— START Data rows —
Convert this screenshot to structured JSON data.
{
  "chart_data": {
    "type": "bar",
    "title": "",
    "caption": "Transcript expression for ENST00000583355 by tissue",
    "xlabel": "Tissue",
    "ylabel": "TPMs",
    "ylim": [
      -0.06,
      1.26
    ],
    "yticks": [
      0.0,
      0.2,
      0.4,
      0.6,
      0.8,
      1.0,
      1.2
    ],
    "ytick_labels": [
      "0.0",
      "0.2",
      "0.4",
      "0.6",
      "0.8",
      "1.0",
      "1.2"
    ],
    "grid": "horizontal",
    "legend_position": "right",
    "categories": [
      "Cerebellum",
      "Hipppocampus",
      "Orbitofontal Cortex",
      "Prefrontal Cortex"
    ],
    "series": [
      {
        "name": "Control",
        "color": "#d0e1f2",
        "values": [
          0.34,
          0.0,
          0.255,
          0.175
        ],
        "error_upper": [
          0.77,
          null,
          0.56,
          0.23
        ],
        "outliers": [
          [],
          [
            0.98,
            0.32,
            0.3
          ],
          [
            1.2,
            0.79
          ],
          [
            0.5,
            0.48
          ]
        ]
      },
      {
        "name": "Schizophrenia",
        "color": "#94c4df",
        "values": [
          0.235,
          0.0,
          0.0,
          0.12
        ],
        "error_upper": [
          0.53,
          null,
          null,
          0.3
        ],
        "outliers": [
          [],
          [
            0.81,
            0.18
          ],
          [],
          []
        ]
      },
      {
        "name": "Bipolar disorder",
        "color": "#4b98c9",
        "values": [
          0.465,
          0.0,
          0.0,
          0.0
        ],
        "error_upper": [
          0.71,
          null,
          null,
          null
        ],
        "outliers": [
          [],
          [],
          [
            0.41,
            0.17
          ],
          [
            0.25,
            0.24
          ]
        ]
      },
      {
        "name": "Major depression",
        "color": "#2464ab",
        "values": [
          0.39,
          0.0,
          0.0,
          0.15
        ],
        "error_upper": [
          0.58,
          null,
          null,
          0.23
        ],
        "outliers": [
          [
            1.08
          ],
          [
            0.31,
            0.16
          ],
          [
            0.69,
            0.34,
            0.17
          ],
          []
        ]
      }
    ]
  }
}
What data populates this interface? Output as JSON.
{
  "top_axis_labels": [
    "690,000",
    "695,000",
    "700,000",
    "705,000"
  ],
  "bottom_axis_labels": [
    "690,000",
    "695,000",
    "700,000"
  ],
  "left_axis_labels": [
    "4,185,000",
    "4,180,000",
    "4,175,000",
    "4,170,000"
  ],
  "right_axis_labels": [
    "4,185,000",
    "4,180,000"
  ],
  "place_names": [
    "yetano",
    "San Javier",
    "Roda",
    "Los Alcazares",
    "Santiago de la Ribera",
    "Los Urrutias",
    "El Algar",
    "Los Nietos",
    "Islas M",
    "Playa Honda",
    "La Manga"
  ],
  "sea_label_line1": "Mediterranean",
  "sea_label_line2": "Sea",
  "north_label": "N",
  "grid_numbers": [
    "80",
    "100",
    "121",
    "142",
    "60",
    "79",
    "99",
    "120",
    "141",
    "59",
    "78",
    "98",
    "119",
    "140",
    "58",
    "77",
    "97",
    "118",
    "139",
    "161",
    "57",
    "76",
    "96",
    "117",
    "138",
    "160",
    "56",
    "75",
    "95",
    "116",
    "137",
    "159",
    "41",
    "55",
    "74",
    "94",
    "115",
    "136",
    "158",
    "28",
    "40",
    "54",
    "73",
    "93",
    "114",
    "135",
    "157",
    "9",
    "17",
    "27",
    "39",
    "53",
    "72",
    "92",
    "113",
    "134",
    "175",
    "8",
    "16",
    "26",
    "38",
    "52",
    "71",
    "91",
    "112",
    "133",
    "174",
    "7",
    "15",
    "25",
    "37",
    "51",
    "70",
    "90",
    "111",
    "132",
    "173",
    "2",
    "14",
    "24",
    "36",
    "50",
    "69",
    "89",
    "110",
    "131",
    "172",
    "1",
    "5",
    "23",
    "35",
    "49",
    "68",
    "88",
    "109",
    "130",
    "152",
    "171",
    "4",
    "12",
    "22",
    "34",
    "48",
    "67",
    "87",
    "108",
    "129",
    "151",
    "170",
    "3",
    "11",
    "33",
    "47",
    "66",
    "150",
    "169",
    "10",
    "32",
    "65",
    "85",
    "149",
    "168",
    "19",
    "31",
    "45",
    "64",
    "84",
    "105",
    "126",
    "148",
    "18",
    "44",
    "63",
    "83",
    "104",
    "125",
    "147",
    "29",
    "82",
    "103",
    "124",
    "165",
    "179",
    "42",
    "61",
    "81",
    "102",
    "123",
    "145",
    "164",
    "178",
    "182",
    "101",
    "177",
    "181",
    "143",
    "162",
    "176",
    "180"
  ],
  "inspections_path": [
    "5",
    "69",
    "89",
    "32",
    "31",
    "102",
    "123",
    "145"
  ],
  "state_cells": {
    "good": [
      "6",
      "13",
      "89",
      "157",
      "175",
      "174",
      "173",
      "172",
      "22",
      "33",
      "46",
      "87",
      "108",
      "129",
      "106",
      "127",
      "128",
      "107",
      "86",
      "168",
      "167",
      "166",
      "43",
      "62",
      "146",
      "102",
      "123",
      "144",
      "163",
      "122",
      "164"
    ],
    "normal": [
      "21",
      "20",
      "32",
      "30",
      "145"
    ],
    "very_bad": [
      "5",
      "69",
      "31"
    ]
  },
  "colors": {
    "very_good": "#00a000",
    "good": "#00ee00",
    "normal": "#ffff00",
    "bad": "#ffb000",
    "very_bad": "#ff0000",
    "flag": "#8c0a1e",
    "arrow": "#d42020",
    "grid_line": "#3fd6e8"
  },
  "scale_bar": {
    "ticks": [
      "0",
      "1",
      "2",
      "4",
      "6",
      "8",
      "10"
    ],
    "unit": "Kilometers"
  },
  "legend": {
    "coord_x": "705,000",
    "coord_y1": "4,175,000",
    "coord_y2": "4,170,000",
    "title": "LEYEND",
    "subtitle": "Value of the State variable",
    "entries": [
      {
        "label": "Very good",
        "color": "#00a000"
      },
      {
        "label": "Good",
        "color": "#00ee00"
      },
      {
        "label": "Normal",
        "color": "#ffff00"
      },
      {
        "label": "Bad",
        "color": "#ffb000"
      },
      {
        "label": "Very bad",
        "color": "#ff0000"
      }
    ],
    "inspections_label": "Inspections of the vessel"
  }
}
— END Data rows —
#### Task to carry out
Copy every line of the material, please, keeping it exactly the same.

#### Solution
Convert this screenshot to structured JSON data.
{
  "chart_data": {
    "type": "bar",
    "title": "",
    "caption": "Transcript expression for ENST00000583355 by tissue",
    "xlabel": "Tissue",
    "ylabel": "TPMs",
    "ylim": [
      -0.06,
      1.26
    ],
    "yticks": [
      0.0,
      0.2,
      0.4,
      0.6,
      0.8,
      1.0,
      1.2
    ],
    "ytick_labels": [
      "0.0",
      "0.2",
      "0.4",
      "0.6",
      "0.8",
      "1.0",
      "1.2"
    ],
    "grid": "horizontal",
    "legend_position": "right",
    "categories": [
      "Cerebellum",
      "Hipppocampus",
      "Orbitofontal Cortex",
      "Prefrontal Cortex"
    ],
    "series": [
      {
        "name": "Control",
        "color": "#d0e1f2",
        "values": [
          0.34,
          0.0,
          0.255,
          0.175
        ],
        "error_upper": [
          0.77,
          null,
          0.56,
          0.23
        ],
        "outliers": [
          [],
          [
            0.98,
            0.32,
            0.3
          ],
          [
            1.2,
            0.79
          ],
          [
            0.5,
            0.48
          ]
        ]
      },
      {
        "name": "Schizophrenia",
        "color": "#94c4df",
        "values": [
          0.235,
          0.0,
          0.0,
          0.12
        ],
        "error_upper": [
          0.53,
          null,
          null,
          0.3
        ],
        "outliers": [
          [],
          [
            0.81,
            0.18
          ],
          [],
          []
        ]
      },
      {
        "name": "Bipolar disorder",
        "color": "#4b98c9",
        "values": [
          0.465,
          0.0,
          0.0,
          0.0
        ],
        "error_upper": [
          0.71,
          null,
          null,
          null
        ],
        "outliers": [
          [],
          [],
          [
            0.41,
            0.17
          ],
          [
            0.25,
            0.24
          ]
        ]
      },
      {
        "name": "Major depression",
        "color": "#2464ab",
        "values": [
          0.39,
          0.0,
          0.0,
          0.15
        ],
        "error_upper": [
          0.58,
          null,
          null,
          0.23
        ],
        "outliers": [
          [
            1.08
          ],
          [
            0.31,
            0.16
          ],
          [
            0.69,
            0.34,
            0.17
          ],
          []
        ]
      }
    ]
  }
}
What data populates this interface? Output as JSON.
{
  "top_axis_labels": [
    "690,000",
    "695,000",
    "700,000",
    "705,000"
  ],
  "bottom_axis_labels": [
    "690,000",
    "695,000",
    "700,000"
  ],
  "left_axis_labels": [
    "4,185,000",
    "4,180,000",
    "4,175,000",
    "4,170,000"
  ],
  "right_axis_labels": [
    "4,185,000",
    "4,180,000"
  ],
  "place_names": [
    "yetano",
    "San Javier",
    "Roda",
    "Los Alcazares",
    "Santiago de la Ribera",
    "Los Urrutias",
    "El Algar",
    "Los Nietos",
    "Islas M",
    "Playa Honda",
    "La Manga"
  ],
  "sea_label_line1": "Mediterranean",
  "sea_label_line2": "Sea",
  "north_label": "N",
  "grid_numbers": [
    "80",
    "100",
    "121",
    "142",
    "60",
    "79",
    "99",
    "120",
    "141",
    "59",
    "78",
    "98",
    "119",
    "140",
    "58",
    "77",
    "97",
    "118",
    "139",
    "161",
    "57",
    "76",
    "96",
    "117",
    "138",
    "160",
    "56",
    "75",
    "95",
    "116",
    "137",
    "159",
    "41",
    "55",
    "74",
    "94",
    "115",
    "136",
    "158",
    "28",
    "40",
    "54",
    "73",
    "93",
    "114",
    "135",
    "157",
    "9",
    "17",
    "27",
    "39",
    "53",
    "72",
    "92",
    "113",
    "134",
    "175",
    "8",
    "16",
    "26",
    "38",
    "52",
    "71",
    "91",
    "112",
    "133",
    "174",
    "7",
    "15",
    "25",
    "37",
    "51",
    "70",
    "90",
    "111",
    "132",
    "173",
    "2",
    "14",
    "24",
    "36",
    "50",
    "69",
    "89",
    "110",
    "131",
    "172",
    "1",
    "5",
    "23",
    "35",
    "49",
    "68",
    "88",
    "109",
    "130",
    "152",
    "171",
    "4",
    "12",
    "22",
    "34",
    "48",
    "67",
    "87",
    "108",
    "129",
    "151",
    "170",
    "3",
    "11",
    "33",
    "47",
    "66",
    "150",
    "169",
    "10",
    "32",
    "65",
    "85",
    "149",
    "168",
    "19",
    "31",
    "45",
    "64",
    "84",
    "105",
    "126",
    "148",
    "18",
    "44",
    "63",
    "83",
    "104",
    "125",
    "147",
    "29",
    "82",
    "103",
    "124",
    "165",
    "179",
    "42",
    "61",
    "81",
    "102",
    "123",
    "145",
    "164",
    "178",
    "182",
    "101",
    "177",
    "181",
    "143",
    "162",
    "176",
    "180"
  ],
  "inspections_path": [
    "5",
    "69",
    "89",
    "32",
    "31",
    "102",
    "123",
    "145"
  ],
  "state_cells": {
    "good": [
      "6",
      "13",
      "89",
      "157",
      "175",
      "174",
      "173",
      "172",
      "22",
      "33",
      "46",
      "87",
      "108",
      "129",
      "106",
      "127",
      "128",
      "107",
      "86",
      "168",
      "167",
      "166",
      "43",
      "62",
      "146",
      "102",
      "123",
      "144",
      "163",
      "122",
      "164"
    ],
    "normal": [
      "21",
      "20",
      "32",
      "30",
      "145"
    ],
    "very_bad": [
      "5",
      "69",
      "31"
    ]
  },
  "colors": {
    "very_good": "#00a000",
    "good": "#00ee00",
    "normal": "#ffff00",
    "bad": "#ffb000",
    "very_bad": "#ff0000",
    "flag": "#8c0a1e",
    "arrow": "#d42020",
    "grid_line": "#3fd6e8"
  },
  "scale_bar": {
    "ticks": [
      "0",
      "1",
      "2",
      "4",
      "6",
      "8",
      "10"
    ],
    "unit": "Kilometers"
  },
  "legend": {
    "coord_x": "705,000",
    "coord_y1": "4,175,000",
    "coord_y2": "4,170,000",
    "title": "LEYEND",
    "subtitle": "Value of the State variable",
    "entries": [
      {
        "label": "Very good",
        "color": "#00a000"
      },
      {
        "label": "Good",
        "color": "#00ee00"
      },
      {
        "label": "Normal",
        "color": "#ffff00"
      },
      {
        "label": "Bad",
        "color": "#ffb000"
      },
      {
        "label": "Very bad",
        "color": "#ff0000"
      }
    ],
    "inspections_label": "Inspections of the vessel"
  }
}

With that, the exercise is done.